### PROVIDED ENTRIES

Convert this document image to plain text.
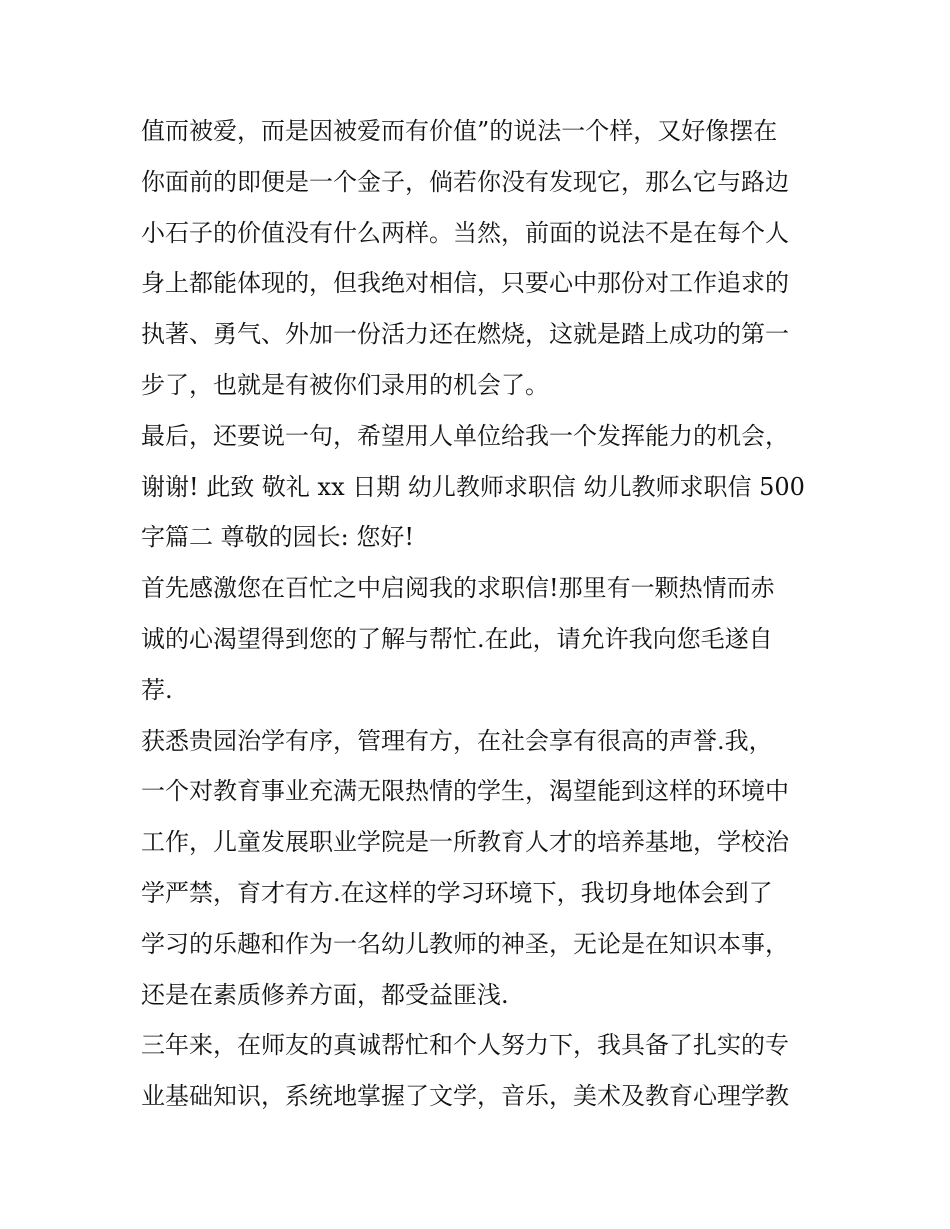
值而被爱，而是因被爱而有价值”的说法一个样，又好像摆在
你面前的即便是一个金子，倘若你没有发现它，那么它与路边
小石子的价值没有什么两样。当然，前面的说法不是在每个人
身上都能体现的，但我绝对相信，只要心中那份对工作追求的
执著、勇气、外加一份活力还在燃烧，这就是踏上成功的第一
步了，也就是有被你们录用的机会了。
最后，还要说一句，希望用人单位给我一个发挥能力的机会，
谢谢! 此致 敬礼 xx 日期 幼儿教师求职信 幼儿教师求职信 500
字篇二 尊敬的园长: 您好!
首先感激您在百忙之中启阅我的求职信!那里有一颗热情而赤
诚的心渴望得到您的了解与帮忙.在此，请允许我向您毛遂自
荐.
获悉贵园治学有序，管理有方，在社会享有很高的声誉.我，
一个对教育事业充满无限热情的学生，渴望能到这样的环境中
工作，儿童发展职业学院是一所教育人才的培养基地，学校治
学严禁，育才有方.在这样的学习环境下，我切身地体会到了
学习的乐趣和作为一名幼儿教师的神圣，无论是在知识本事，
还是在素质修养方面，都受益匪浅.
三年来，在师友的真诚帮忙和个人努力下，我具备了扎实的专
业基础知识，系统地掌握了文学，音乐，美术及教育心理学教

######

WRITTEN EXERCISE: All the lines above are to be reproduced exactly, except the pictures.

THE OUTPUT:
Convert this document image to plain text.
值而被爱，而是因被爱而有价值”的说法一个样，又好像摆在
你面前的即便是一个金子，倘若你没有发现它，那么它与路边
小石子的价值没有什么两样。当然，前面的说法不是在每个人
身上都能体现的，但我绝对相信，只要心中那份对工作追求的
执著、勇气、外加一份活力还在燃烧，这就是踏上成功的第一
步了，也就是有被你们录用的机会了。
最后，还要说一句，希望用人单位给我一个发挥能力的机会，
谢谢! 此致 敬礼 xx 日期 幼儿教师求职信 幼儿教师求职信 500
字篇二 尊敬的园长: 您好!
首先感激您在百忙之中启阅我的求职信!那里有一颗热情而赤
诚的心渴望得到您的了解与帮忙.在此，请允许我向您毛遂自
荐.
获悉贵园治学有序，管理有方，在社会享有很高的声誉.我，
一个对教育事业充满无限热情的学生，渴望能到这样的环境中
工作，儿童发展职业学院是一所教育人才的培养基地，学校治
学严禁，育才有方.在这样的学习环境下，我切身地体会到了
学习的乐趣和作为一名幼儿教师的神圣，无论是在知识本事，
还是在素质修养方面，都受益匪浅.
三年来，在师友的真诚帮忙和个人努力下，我具备了扎实的专
业基础知识，系统地掌握了文学，音乐，美术及教育心理学教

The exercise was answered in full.